(Records)
● ● ●

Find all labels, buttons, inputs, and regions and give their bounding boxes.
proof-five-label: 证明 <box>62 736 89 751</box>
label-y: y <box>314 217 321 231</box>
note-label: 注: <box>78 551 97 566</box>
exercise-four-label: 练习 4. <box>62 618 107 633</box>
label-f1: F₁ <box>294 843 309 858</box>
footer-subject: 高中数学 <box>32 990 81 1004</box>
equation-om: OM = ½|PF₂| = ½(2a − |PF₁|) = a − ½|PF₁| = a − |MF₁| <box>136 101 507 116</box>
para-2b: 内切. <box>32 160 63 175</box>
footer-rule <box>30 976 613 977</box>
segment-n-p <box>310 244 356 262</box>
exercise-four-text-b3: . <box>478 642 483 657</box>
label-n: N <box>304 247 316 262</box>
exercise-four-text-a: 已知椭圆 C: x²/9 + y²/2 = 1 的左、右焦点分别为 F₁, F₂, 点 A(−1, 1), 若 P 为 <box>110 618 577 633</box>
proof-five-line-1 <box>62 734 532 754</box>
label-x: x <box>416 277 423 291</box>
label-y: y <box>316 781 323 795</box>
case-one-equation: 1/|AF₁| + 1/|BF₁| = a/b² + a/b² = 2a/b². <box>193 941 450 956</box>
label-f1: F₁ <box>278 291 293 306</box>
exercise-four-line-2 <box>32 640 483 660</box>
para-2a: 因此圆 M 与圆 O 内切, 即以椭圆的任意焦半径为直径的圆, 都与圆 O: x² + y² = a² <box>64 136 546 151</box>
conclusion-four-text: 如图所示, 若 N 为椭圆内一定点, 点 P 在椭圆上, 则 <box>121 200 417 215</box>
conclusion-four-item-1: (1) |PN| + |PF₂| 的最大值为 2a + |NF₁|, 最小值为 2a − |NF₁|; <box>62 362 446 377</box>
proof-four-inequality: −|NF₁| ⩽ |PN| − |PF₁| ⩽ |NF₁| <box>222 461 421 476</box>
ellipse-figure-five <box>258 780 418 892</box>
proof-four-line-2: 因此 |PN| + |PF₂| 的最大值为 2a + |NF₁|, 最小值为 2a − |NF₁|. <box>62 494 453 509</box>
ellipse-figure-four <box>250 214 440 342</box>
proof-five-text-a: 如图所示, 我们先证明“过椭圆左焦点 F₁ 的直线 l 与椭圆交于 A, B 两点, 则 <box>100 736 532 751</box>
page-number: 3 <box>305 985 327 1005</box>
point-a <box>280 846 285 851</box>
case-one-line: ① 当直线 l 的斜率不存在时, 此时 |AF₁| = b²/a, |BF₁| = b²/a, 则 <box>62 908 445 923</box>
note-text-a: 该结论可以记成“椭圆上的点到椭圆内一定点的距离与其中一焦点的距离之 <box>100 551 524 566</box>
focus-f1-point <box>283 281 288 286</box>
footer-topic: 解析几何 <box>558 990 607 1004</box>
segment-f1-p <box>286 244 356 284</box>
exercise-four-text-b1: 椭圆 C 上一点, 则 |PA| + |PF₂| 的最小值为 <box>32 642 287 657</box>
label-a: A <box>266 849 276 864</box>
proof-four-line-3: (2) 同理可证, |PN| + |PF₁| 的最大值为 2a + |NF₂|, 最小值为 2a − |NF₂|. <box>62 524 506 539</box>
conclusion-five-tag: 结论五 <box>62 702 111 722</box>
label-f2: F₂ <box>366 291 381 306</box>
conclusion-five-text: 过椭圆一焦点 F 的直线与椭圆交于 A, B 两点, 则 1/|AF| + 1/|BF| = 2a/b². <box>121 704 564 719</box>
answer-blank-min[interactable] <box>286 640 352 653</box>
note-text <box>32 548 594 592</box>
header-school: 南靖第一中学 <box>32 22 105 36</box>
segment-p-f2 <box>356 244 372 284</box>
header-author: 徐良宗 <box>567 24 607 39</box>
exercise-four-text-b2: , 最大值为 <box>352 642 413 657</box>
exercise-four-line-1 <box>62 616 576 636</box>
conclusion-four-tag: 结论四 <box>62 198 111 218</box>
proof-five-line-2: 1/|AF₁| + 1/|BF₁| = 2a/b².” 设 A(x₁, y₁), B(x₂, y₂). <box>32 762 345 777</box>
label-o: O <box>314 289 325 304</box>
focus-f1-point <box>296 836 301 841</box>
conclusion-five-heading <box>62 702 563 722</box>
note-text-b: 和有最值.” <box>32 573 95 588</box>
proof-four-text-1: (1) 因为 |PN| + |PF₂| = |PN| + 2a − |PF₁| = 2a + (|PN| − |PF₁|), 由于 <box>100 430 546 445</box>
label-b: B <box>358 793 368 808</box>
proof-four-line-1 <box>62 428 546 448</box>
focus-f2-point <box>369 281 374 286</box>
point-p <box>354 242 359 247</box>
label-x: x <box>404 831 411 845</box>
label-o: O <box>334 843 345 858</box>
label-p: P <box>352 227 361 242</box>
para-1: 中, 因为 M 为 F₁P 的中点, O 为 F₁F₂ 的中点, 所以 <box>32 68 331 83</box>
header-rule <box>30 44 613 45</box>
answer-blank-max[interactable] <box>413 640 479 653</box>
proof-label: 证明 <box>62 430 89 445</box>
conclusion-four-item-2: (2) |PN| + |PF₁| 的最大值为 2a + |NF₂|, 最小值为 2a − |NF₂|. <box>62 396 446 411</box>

● ● ●

Work required
Repeat the listing above line for line, without changing a single character.

The response
Find all labels, buttons, inputs, and regions and give their bounding boxes.
proof-five-label: 证明 <box>62 736 89 751</box>
label-y: y <box>314 217 321 231</box>
note-label: 注: <box>78 551 97 566</box>
exercise-four-label: 练习 4. <box>62 618 107 633</box>
label-f1: F₁ <box>294 843 309 858</box>
footer-subject: 高中数学 <box>32 990 81 1004</box>
equation-om: OM = ½|PF₂| = ½(2a − |PF₁|) = a − ½|PF₁| = a − |MF₁| <box>136 101 507 116</box>
para-2b: 内切. <box>32 160 63 175</box>
footer-rule <box>30 976 613 977</box>
segment-n-p <box>310 244 356 262</box>
exercise-four-text-b3: . <box>478 642 483 657</box>
label-n: N <box>304 247 316 262</box>
exercise-four-text-a: 已知椭圆 C: x²/9 + y²/2 = 1 的左、右焦点分别为 F₁, F₂, 点 A(−1, 1), 若 P 为 <box>110 618 577 633</box>
proof-five-line-1 <box>62 734 532 754</box>
label-x: x <box>416 277 423 291</box>
label-y: y <box>316 781 323 795</box>
case-one-equation: 1/|AF₁| + 1/|BF₁| = a/b² + a/b² = 2a/b². <box>193 941 450 956</box>
label-f1: F₁ <box>278 291 293 306</box>
exercise-four-line-2 <box>32 640 483 660</box>
para-2a: 因此圆 M 与圆 O 内切, 即以椭圆的任意焦半径为直径的圆, 都与圆 O: x² + y² = a² <box>64 136 546 151</box>
conclusion-four-text: 如图所示, 若 N 为椭圆内一定点, 点 P 在椭圆上, 则 <box>121 200 417 215</box>
conclusion-four-item-1: (1) |PN| + |PF₂| 的最大值为 2a + |NF₁|, 最小值为 2a − |NF₁|; <box>62 362 446 377</box>
proof-four-inequality: −|NF₁| ⩽ |PN| − |PF₁| ⩽ |NF₁| <box>222 461 421 476</box>
ellipse-figure-five <box>258 780 418 892</box>
proof-four-line-2: 因此 |PN| + |PF₂| 的最大值为 2a + |NF₁|, 最小值为 2a − |NF₁|. <box>62 494 453 509</box>
ellipse-figure-four <box>250 214 440 342</box>
proof-five-text-a: 如图所示, 我们先证明“过椭圆左焦点 F₁ 的直线 l 与椭圆交于 A, B 两点, 则 <box>100 736 532 751</box>
page-number: 3 <box>305 985 327 1005</box>
point-a <box>280 846 285 851</box>
case-one-line: ① 当直线 l 的斜率不存在时, 此时 |AF₁| = b²/a, |BF₁| = b²/a, 则 <box>62 908 445 923</box>
note-text-a: 该结论可以记成“椭圆上的点到椭圆内一定点的距离与其中一焦点的距离之 <box>100 551 524 566</box>
focus-f1-point <box>283 281 288 286</box>
footer-topic: 解析几何 <box>558 990 607 1004</box>
segment-f1-p <box>286 244 356 284</box>
exercise-four-text-b1: 椭圆 C 上一点, 则 |PA| + |PF₂| 的最小值为 <box>32 642 287 657</box>
label-a: A <box>266 849 276 864</box>
proof-four-line-3: (2) 同理可证, |PN| + |PF₁| 的最大值为 2a + |NF₂|, 最小值为 2a − |NF₂|. <box>62 524 506 539</box>
conclusion-five-tag: 结论五 <box>62 702 111 722</box>
label-f2: F₂ <box>366 291 381 306</box>
conclusion-five-text: 过椭圆一焦点 F 的直线与椭圆交于 A, B 两点, 则 1/|AF| + 1/|BF| = 2a/b². <box>121 704 564 719</box>
answer-blank-min[interactable] <box>286 640 352 653</box>
note-text <box>32 548 594 592</box>
header-school: 南靖第一中学 <box>32 22 105 36</box>
segment-p-f2 <box>356 244 372 284</box>
header-author: 徐良宗 <box>567 24 607 39</box>
exercise-four-text-b2: , 最大值为 <box>352 642 413 657</box>
exercise-four-line-1 <box>62 616 576 636</box>
conclusion-four-tag: 结论四 <box>62 198 111 218</box>
proof-five-line-2: 1/|AF₁| + 1/|BF₁| = 2a/b².” 设 A(x₁, y₁), B(x₂, y₂). <box>32 762 345 777</box>
label-o: O <box>314 289 325 304</box>
focus-f1-point <box>296 836 301 841</box>
conclusion-five-heading <box>62 702 563 722</box>
note-text-b: 和有最值.” <box>32 573 95 588</box>
proof-four-text-1: (1) 因为 |PN| + |PF₂| = |PN| + 2a − |PF₁| = 2a + (|PN| − |PF₁|), 由于 <box>100 430 546 445</box>
label-b: B <box>358 793 368 808</box>
proof-four-line-1 <box>62 428 546 448</box>
focus-f2-point <box>369 281 374 286</box>
point-p <box>354 242 359 247</box>
label-x: x <box>404 831 411 845</box>
label-o: O <box>334 843 345 858</box>
label-p: P <box>352 227 361 242</box>
para-1: 中, 因为 M 为 F₁P 的中点, O 为 F₁F₂ 的中点, 所以 <box>32 68 331 83</box>
header-rule <box>30 44 613 45</box>
answer-blank-max[interactable] <box>413 640 479 653</box>
proof-label: 证明 <box>62 430 89 445</box>
conclusion-four-item-2: (2) |PN| + |PF₁| 的最大值为 2a + |NF₂|, 最小值为 2a − |NF₂|. <box>62 396 446 411</box>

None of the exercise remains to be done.